Figure record extracts:
+ + + + + + +
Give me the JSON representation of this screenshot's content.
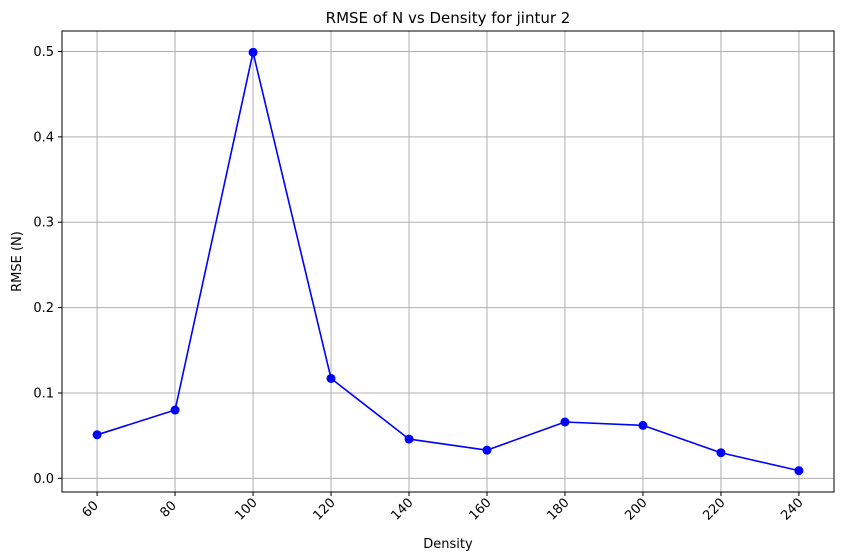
{
  "chart_data": {
    "type": "line",
    "title": "RMSE of N vs Density for jintur 2",
    "xlabel": "Density",
    "ylabel": "RMSE (N)",
    "x": [
      60,
      80,
      100,
      120,
      140,
      160,
      180,
      200,
      220,
      240
    ],
    "series": [
      {
        "values": [
          0.051,
          0.08,
          0.499,
          0.117,
          0.046,
          0.033,
          0.066,
          0.062,
          0.03,
          0.009
        ],
        "color": "#0000ff",
        "marker": "circle"
      }
    ],
    "xticks": [
      60,
      80,
      100,
      120,
      140,
      160,
      180,
      200,
      220,
      240
    ],
    "xtick_labels": [
      "60",
      "80",
      "100",
      "120",
      "140",
      "160",
      "180",
      "200",
      "220",
      "240"
    ],
    "xtick_rotation": 45,
    "yticks": [
      0.0,
      0.1,
      0.2,
      0.3,
      0.4,
      0.5
    ],
    "ytick_labels": [
      "0.0",
      "0.1",
      "0.2",
      "0.3",
      "0.4",
      "0.5"
    ],
    "xlim": [
      51,
      249
    ],
    "ylim": [
      -0.016,
      0.524
    ],
    "grid": true
  }
}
+ + + + + + +
EXERCISE PROMPT
Reproduce each entry precisely, dropping only the pictures.

COMPLETED TASK
Give me the JSON representation of this screenshot's content.
{
  "chart_data": {
    "type": "line",
    "title": "RMSE of N vs Density for jintur 2",
    "xlabel": "Density",
    "ylabel": "RMSE (N)",
    "x": [
      60,
      80,
      100,
      120,
      140,
      160,
      180,
      200,
      220,
      240
    ],
    "series": [
      {
        "values": [
          0.051,
          0.08,
          0.499,
          0.117,
          0.046,
          0.033,
          0.066,
          0.062,
          0.03,
          0.009
        ],
        "color": "#0000ff",
        "marker": "circle"
      }
    ],
    "xticks": [
      60,
      80,
      100,
      120,
      140,
      160,
      180,
      200,
      220,
      240
    ],
    "xtick_labels": [
      "60",
      "80",
      "100",
      "120",
      "140",
      "160",
      "180",
      "200",
      "220",
      "240"
    ],
    "xtick_rotation": 45,
    "yticks": [
      0.0,
      0.1,
      0.2,
      0.3,
      0.4,
      0.5
    ],
    "ytick_labels": [
      "0.0",
      "0.1",
      "0.2",
      "0.3",
      "0.4",
      "0.5"
    ],
    "xlim": [
      51,
      249
    ],
    "ylim": [
      -0.016,
      0.524
    ],
    "grid": true
  }
}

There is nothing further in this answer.